--- Start Records supplied ---

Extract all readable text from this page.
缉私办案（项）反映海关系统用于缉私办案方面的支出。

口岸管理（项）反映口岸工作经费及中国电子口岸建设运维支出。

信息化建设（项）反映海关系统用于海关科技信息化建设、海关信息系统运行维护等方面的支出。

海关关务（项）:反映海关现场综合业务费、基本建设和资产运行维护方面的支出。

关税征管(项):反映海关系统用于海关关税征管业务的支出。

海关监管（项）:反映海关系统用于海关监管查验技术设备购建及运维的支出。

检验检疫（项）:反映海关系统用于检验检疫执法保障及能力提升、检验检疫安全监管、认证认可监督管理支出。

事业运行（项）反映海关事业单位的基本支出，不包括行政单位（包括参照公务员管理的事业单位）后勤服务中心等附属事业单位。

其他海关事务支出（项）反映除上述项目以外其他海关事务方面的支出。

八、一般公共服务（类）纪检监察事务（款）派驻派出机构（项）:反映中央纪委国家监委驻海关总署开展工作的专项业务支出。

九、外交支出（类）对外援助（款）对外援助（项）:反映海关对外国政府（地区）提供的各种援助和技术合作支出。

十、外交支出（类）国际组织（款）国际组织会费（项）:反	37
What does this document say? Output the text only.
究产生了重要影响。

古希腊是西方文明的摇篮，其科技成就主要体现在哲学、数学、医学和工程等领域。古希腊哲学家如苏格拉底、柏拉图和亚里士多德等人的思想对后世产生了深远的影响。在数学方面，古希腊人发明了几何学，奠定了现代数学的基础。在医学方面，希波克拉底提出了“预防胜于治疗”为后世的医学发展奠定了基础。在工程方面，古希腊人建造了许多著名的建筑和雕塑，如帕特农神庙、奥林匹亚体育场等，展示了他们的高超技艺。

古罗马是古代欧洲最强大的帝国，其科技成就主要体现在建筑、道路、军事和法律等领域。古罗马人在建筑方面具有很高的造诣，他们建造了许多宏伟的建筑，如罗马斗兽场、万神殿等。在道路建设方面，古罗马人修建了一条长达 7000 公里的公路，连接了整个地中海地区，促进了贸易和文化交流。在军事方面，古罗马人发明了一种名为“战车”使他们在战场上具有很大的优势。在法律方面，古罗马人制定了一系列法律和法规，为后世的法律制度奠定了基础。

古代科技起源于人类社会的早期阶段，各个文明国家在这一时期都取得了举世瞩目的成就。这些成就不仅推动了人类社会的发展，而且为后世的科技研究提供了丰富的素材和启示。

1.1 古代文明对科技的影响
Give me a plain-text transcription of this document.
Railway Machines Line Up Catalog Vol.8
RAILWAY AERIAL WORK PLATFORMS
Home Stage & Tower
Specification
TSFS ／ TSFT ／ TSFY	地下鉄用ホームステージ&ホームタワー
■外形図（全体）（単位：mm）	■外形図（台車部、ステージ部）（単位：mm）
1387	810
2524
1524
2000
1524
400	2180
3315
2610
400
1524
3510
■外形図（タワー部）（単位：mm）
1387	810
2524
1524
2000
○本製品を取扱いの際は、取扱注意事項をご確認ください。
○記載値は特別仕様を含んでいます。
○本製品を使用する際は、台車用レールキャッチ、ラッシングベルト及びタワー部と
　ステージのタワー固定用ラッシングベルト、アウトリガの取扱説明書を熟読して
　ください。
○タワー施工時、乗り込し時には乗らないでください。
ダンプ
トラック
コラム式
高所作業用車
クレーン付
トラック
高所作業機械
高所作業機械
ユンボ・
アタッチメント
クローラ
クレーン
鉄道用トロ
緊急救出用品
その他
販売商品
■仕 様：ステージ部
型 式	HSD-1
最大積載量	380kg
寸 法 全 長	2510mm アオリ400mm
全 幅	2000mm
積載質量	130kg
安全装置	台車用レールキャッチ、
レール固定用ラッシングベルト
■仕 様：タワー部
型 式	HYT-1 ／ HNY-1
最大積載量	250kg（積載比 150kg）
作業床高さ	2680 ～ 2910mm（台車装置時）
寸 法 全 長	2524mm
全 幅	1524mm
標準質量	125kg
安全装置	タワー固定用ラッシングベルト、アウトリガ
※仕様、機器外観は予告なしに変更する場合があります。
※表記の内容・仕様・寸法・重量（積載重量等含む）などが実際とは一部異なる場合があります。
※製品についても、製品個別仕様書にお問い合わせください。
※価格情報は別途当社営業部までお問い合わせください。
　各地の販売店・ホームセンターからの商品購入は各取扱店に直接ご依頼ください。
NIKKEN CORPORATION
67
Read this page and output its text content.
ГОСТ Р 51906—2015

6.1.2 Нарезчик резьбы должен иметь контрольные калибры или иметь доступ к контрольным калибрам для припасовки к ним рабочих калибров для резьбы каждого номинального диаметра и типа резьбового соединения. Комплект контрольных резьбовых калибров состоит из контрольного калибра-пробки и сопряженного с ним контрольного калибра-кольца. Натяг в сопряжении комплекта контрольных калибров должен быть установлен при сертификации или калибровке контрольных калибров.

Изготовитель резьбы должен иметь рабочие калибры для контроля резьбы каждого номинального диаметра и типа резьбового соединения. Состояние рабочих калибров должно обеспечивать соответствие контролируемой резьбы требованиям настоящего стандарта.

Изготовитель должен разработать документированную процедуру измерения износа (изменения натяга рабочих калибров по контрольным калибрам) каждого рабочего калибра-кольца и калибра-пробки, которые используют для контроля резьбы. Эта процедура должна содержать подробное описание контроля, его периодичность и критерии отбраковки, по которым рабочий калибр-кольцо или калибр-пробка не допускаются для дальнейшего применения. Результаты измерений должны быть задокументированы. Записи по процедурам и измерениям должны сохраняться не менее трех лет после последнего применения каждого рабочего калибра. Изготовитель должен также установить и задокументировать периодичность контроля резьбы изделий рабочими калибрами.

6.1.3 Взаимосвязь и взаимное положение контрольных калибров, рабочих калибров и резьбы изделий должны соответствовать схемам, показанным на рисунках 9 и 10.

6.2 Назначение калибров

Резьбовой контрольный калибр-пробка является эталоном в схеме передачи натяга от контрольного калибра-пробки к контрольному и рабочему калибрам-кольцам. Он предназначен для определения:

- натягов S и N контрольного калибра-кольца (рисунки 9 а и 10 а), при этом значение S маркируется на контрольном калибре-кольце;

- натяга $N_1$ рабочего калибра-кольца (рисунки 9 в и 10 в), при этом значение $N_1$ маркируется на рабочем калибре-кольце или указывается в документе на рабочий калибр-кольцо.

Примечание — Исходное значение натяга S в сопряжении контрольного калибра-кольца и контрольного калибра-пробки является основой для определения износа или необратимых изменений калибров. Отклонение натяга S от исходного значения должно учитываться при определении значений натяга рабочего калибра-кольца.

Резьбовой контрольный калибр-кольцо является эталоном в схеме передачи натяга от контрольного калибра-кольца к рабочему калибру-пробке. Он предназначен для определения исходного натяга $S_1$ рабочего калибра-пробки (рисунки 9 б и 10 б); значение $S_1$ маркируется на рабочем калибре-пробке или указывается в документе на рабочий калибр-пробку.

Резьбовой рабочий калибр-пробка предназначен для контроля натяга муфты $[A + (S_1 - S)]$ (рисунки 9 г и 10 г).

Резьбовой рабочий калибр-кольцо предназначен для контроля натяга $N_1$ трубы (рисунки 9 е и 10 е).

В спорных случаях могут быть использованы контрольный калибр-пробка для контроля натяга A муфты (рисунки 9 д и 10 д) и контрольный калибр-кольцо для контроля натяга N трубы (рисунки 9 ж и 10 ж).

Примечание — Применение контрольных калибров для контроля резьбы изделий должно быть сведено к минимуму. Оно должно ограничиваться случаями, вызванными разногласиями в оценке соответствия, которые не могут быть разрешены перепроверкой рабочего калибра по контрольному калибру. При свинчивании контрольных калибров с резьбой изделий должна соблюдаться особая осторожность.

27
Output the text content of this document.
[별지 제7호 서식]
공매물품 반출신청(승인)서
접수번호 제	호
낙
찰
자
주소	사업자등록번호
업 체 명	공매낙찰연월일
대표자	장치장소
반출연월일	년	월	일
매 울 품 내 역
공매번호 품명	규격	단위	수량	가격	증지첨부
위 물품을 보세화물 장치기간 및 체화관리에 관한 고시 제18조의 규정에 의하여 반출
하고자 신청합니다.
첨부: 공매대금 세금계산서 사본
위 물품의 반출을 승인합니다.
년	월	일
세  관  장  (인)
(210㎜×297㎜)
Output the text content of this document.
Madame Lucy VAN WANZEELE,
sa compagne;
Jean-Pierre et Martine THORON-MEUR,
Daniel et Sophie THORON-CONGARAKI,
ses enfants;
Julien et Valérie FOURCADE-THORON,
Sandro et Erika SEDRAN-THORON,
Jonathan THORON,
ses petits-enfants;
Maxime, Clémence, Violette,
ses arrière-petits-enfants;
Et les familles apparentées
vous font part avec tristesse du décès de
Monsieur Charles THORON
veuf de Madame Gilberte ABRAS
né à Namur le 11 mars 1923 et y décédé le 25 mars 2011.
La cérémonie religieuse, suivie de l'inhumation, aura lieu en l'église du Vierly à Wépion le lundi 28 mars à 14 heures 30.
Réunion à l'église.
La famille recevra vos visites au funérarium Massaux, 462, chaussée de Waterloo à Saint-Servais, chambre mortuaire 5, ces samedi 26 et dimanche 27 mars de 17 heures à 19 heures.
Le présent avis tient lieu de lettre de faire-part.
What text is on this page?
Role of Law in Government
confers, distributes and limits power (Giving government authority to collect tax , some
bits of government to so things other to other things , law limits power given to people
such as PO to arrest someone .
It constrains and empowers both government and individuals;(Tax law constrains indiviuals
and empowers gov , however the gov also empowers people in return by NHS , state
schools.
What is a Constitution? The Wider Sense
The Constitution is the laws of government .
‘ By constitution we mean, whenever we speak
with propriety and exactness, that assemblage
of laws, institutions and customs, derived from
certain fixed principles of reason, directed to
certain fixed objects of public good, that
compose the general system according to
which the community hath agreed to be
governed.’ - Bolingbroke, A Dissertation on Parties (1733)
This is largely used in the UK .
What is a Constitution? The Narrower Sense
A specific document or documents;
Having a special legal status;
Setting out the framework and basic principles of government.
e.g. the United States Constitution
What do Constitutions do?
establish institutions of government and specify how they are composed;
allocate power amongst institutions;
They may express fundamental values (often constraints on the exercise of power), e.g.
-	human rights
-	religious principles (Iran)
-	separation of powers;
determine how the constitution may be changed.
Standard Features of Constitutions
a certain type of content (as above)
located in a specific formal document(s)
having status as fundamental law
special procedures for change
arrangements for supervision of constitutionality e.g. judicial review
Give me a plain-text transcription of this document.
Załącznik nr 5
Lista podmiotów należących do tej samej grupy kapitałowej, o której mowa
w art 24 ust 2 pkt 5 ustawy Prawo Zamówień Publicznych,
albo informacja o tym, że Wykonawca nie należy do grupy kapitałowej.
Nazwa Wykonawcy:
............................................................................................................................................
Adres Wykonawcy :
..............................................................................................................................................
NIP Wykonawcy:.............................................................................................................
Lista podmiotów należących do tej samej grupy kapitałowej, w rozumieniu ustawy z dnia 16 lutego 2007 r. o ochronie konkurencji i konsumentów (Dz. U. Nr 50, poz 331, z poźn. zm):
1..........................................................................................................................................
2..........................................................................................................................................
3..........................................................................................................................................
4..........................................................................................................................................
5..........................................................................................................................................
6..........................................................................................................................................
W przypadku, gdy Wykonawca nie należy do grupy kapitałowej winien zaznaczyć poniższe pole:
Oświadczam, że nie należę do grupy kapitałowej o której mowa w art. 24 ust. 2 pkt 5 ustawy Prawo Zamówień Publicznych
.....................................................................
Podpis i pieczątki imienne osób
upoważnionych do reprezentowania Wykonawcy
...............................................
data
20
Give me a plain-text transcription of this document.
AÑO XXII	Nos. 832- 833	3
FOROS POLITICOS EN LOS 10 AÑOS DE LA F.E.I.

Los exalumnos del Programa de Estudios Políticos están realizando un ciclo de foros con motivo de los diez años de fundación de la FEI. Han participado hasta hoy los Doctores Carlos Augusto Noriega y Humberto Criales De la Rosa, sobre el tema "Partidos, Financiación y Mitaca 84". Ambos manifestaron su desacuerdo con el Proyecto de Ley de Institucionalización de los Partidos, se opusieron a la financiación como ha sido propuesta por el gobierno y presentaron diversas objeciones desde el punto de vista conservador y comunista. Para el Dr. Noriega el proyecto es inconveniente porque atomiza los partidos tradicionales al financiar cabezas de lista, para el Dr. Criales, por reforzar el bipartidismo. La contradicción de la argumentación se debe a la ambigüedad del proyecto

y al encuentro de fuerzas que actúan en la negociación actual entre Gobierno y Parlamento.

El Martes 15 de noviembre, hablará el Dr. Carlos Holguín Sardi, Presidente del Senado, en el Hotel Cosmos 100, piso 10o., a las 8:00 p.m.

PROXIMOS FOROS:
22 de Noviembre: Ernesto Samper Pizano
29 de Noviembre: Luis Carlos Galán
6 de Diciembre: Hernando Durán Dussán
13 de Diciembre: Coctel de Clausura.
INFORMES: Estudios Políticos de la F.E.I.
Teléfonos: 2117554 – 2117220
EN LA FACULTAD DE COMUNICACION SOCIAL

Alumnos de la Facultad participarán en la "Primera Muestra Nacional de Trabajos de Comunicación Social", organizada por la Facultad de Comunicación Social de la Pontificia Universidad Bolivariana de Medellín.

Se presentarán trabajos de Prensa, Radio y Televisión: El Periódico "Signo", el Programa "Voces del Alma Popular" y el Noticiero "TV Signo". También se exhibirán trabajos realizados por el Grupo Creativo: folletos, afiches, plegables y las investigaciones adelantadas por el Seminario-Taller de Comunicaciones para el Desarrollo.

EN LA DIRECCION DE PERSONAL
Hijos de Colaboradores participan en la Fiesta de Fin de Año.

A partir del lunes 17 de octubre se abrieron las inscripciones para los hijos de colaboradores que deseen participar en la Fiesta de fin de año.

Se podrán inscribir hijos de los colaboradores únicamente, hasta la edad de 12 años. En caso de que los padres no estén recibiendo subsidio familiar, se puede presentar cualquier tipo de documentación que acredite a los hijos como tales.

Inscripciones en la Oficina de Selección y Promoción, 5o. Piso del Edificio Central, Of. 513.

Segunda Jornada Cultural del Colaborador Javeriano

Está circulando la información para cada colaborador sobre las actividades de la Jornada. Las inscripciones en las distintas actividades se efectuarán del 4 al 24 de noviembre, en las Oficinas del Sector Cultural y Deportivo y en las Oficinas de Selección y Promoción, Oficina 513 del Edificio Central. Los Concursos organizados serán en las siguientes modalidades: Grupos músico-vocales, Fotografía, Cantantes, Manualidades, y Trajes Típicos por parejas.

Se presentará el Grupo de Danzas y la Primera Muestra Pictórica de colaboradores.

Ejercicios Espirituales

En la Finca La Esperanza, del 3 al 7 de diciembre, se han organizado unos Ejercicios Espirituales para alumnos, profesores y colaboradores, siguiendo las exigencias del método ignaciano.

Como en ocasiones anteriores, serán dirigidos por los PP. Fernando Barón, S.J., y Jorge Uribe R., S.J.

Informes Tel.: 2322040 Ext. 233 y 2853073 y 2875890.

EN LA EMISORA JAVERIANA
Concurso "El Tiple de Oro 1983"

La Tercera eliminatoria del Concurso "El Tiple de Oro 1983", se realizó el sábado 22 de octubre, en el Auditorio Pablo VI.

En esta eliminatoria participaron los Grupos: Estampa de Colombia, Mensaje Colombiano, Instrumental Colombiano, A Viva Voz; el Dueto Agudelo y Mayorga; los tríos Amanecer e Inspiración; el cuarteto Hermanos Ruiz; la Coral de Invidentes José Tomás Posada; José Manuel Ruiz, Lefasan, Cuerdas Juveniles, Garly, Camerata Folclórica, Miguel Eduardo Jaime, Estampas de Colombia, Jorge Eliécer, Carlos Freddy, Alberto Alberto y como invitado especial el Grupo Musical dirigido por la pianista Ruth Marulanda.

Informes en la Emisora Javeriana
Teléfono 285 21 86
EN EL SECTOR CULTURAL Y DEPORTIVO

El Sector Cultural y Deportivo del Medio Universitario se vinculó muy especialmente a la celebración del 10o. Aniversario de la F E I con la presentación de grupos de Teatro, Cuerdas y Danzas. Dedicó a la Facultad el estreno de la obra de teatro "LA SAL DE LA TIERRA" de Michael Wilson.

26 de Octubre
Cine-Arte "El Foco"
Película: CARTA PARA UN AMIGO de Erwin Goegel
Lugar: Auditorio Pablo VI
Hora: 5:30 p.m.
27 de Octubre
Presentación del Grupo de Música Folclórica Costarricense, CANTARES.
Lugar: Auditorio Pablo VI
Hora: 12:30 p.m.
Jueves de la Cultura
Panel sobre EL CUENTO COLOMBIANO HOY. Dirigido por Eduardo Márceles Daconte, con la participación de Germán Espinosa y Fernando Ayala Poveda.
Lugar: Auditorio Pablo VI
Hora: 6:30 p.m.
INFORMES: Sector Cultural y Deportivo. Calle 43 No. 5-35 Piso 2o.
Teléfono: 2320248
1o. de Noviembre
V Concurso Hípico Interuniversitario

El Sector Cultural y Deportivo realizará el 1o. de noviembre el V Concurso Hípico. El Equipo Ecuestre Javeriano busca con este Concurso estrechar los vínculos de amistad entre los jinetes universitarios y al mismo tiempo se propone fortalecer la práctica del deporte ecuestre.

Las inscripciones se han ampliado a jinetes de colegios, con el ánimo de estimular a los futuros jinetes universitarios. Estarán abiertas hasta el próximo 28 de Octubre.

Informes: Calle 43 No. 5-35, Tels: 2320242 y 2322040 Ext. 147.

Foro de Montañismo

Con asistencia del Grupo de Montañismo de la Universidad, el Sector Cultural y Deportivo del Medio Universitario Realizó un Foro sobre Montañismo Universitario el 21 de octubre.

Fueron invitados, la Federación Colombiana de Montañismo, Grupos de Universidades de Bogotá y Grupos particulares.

--- End Records supplied ---

Stated goal: Go through the lines above. Select every one that has the string "Tiple".

Written solution:
Concurso "El Tiple de Oro 1983"
La Tercera eliminatoria del Concurso "El Tiple de Oro 1983", se realizó el sábado 22 de octubre, en el Auditorio Pablo VI.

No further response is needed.